SHORT EXERCISE> Search the listing for "volume" and copy every line where it appears.

Records from a collection of figures:
— start —
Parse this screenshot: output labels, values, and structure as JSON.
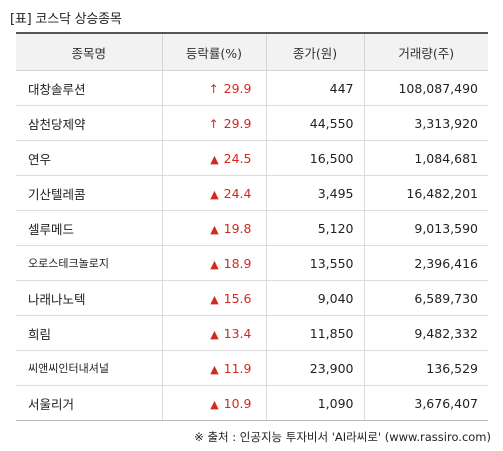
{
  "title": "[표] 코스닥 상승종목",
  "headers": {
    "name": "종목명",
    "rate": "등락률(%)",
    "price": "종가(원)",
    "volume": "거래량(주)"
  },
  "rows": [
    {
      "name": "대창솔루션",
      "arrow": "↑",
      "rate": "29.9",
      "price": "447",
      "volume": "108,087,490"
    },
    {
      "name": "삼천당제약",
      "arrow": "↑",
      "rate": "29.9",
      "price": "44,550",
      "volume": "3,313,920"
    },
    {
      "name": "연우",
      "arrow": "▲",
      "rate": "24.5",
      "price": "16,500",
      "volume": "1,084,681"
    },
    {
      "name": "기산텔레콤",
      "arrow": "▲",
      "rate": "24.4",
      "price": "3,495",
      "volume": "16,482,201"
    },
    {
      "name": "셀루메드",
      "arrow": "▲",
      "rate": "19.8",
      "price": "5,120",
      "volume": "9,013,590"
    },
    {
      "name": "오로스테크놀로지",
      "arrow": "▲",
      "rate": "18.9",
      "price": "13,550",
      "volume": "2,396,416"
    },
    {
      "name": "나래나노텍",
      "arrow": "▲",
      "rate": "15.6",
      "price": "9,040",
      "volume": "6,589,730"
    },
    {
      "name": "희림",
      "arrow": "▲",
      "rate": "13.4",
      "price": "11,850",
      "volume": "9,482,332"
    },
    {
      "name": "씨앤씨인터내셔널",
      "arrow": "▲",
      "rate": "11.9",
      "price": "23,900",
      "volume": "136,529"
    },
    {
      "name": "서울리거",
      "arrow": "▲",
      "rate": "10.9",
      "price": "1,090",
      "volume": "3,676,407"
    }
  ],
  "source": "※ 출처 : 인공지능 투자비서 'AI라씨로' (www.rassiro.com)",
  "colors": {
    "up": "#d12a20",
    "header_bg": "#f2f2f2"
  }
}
— end —
RESPONSE TO THE EXERCISE>
    "volume": "거래량(주)"
      "volume": "108,087,490"
      "volume": "3,313,920"
      "volume": "1,084,681"
      "volume": "16,482,201"
      "volume": "9,013,590"
      "volume": "2,396,416"
      "volume": "6,589,730"
      "volume": "9,482,332"
      "volume": "136,529"
      "volume": "3,676,407"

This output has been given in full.